* **PROBLEM DETAILS**
Count every line that includes the string "Pradesh" in the entries that follow. Nothing besides the number is needed.

--------

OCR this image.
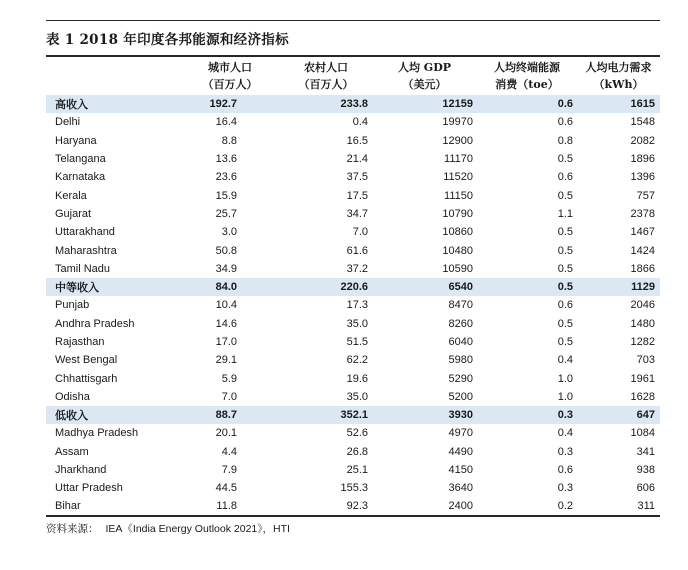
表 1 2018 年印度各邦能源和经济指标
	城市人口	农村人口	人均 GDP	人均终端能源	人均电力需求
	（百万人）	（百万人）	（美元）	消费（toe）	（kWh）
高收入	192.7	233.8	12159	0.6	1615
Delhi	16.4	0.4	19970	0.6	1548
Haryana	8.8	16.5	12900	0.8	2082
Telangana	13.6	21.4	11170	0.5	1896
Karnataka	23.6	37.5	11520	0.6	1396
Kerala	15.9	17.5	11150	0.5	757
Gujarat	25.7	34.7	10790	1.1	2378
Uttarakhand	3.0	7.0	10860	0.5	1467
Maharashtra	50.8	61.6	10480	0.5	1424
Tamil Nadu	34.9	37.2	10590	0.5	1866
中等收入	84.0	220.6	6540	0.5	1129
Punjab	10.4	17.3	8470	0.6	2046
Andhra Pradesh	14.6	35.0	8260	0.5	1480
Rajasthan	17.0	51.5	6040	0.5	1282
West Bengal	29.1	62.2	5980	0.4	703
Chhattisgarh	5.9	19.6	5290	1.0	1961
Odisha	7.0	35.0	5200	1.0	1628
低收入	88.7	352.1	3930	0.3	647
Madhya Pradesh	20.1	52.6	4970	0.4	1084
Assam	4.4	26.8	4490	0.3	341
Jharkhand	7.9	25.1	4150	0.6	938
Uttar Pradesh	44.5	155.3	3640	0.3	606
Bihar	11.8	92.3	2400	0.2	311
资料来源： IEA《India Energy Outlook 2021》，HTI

--------

* **OUTPUT FOR THIS EXERCISE**
3